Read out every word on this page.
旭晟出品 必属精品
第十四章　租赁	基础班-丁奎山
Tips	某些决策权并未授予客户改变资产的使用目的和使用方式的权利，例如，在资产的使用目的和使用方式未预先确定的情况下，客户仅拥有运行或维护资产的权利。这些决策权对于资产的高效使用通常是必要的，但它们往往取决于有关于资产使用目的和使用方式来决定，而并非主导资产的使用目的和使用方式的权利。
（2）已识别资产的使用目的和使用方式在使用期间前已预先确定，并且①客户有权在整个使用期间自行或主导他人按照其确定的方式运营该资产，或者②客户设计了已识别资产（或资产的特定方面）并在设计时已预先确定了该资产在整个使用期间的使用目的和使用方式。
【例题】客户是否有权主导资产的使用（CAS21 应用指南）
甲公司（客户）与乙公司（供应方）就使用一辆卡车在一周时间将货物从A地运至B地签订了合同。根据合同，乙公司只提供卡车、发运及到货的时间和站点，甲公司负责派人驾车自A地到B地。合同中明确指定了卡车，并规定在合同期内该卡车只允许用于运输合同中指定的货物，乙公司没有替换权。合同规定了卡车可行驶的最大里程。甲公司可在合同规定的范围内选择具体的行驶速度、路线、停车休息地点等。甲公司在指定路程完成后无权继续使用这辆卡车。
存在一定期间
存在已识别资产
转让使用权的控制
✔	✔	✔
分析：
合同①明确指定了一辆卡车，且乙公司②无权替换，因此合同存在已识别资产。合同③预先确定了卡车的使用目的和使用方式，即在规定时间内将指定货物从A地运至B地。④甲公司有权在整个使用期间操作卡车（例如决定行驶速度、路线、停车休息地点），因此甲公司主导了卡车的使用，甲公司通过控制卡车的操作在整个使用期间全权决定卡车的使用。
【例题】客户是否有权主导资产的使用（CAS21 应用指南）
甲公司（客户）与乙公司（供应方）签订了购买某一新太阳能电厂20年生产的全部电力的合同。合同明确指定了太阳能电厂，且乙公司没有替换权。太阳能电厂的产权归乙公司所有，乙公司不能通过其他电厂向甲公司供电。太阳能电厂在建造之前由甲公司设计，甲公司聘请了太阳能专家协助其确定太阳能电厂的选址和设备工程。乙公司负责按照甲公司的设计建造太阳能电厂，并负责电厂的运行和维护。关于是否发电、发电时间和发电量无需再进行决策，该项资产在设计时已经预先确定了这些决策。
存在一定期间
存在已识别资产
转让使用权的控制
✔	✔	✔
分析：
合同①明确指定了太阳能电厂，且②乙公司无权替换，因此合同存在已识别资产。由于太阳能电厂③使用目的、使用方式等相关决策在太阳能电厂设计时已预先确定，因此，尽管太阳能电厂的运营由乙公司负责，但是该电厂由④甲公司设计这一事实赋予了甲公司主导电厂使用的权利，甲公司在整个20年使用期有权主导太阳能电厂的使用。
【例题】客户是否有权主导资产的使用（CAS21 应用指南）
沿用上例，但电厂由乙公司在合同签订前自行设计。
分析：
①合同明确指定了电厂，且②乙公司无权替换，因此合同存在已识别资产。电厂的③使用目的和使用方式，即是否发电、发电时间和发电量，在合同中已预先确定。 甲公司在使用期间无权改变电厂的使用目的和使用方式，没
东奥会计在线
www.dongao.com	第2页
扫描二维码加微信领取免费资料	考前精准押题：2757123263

GIVEN INSTRUCTION: Give all the entries again exactly; leave none out.

FINISHED TASK:
Read out every word on this page.
旭晟出品 必属精品
第十四章　租赁	基础班-丁奎山
Tips	某些决策权并未授予客户改变资产的使用目的和使用方式的权利，例如，在资产的使用目的和使用方式未预先确定的情况下，客户仅拥有运行或维护资产的权利。这些决策权对于资产的高效使用通常是必要的，但它们往往取决于有关于资产使用目的和使用方式来决定，而并非主导资产的使用目的和使用方式的权利。
（2）已识别资产的使用目的和使用方式在使用期间前已预先确定，并且①客户有权在整个使用期间自行或主导他人按照其确定的方式运营该资产，或者②客户设计了已识别资产（或资产的特定方面）并在设计时已预先确定了该资产在整个使用期间的使用目的和使用方式。
【例题】客户是否有权主导资产的使用（CAS21 应用指南）
甲公司（客户）与乙公司（供应方）就使用一辆卡车在一周时间将货物从A地运至B地签订了合同。根据合同，乙公司只提供卡车、发运及到货的时间和站点，甲公司负责派人驾车自A地到B地。合同中明确指定了卡车，并规定在合同期内该卡车只允许用于运输合同中指定的货物，乙公司没有替换权。合同规定了卡车可行驶的最大里程。甲公司可在合同规定的范围内选择具体的行驶速度、路线、停车休息地点等。甲公司在指定路程完成后无权继续使用这辆卡车。
存在一定期间
存在已识别资产
转让使用权的控制
✔	✔	✔
分析：
合同①明确指定了一辆卡车，且乙公司②无权替换，因此合同存在已识别资产。合同③预先确定了卡车的使用目的和使用方式，即在规定时间内将指定货物从A地运至B地。④甲公司有权在整个使用期间操作卡车（例如决定行驶速度、路线、停车休息地点），因此甲公司主导了卡车的使用，甲公司通过控制卡车的操作在整个使用期间全权决定卡车的使用。
【例题】客户是否有权主导资产的使用（CAS21 应用指南）
甲公司（客户）与乙公司（供应方）签订了购买某一新太阳能电厂20年生产的全部电力的合同。合同明确指定了太阳能电厂，且乙公司没有替换权。太阳能电厂的产权归乙公司所有，乙公司不能通过其他电厂向甲公司供电。太阳能电厂在建造之前由甲公司设计，甲公司聘请了太阳能专家协助其确定太阳能电厂的选址和设备工程。乙公司负责按照甲公司的设计建造太阳能电厂，并负责电厂的运行和维护。关于是否发电、发电时间和发电量无需再进行决策，该项资产在设计时已经预先确定了这些决策。
存在一定期间
存在已识别资产
转让使用权的控制
✔	✔	✔
分析：
合同①明确指定了太阳能电厂，且②乙公司无权替换，因此合同存在已识别资产。由于太阳能电厂③使用目的、使用方式等相关决策在太阳能电厂设计时已预先确定，因此，尽管太阳能电厂的运营由乙公司负责，但是该电厂由④甲公司设计这一事实赋予了甲公司主导电厂使用的权利，甲公司在整个20年使用期有权主导太阳能电厂的使用。
【例题】客户是否有权主导资产的使用（CAS21 应用指南）
沿用上例，但电厂由乙公司在合同签订前自行设计。
分析：
①合同明确指定了电厂，且②乙公司无权替换，因此合同存在已识别资产。电厂的③使用目的和使用方式，即是否发电、发电时间和发电量，在合同中已预先确定。 甲公司在使用期间无权改变电厂的使用目的和使用方式，没
东奥会计在线
www.dongao.com	第2页
扫描二维码加微信领取免费资料	考前精准押题：2757123263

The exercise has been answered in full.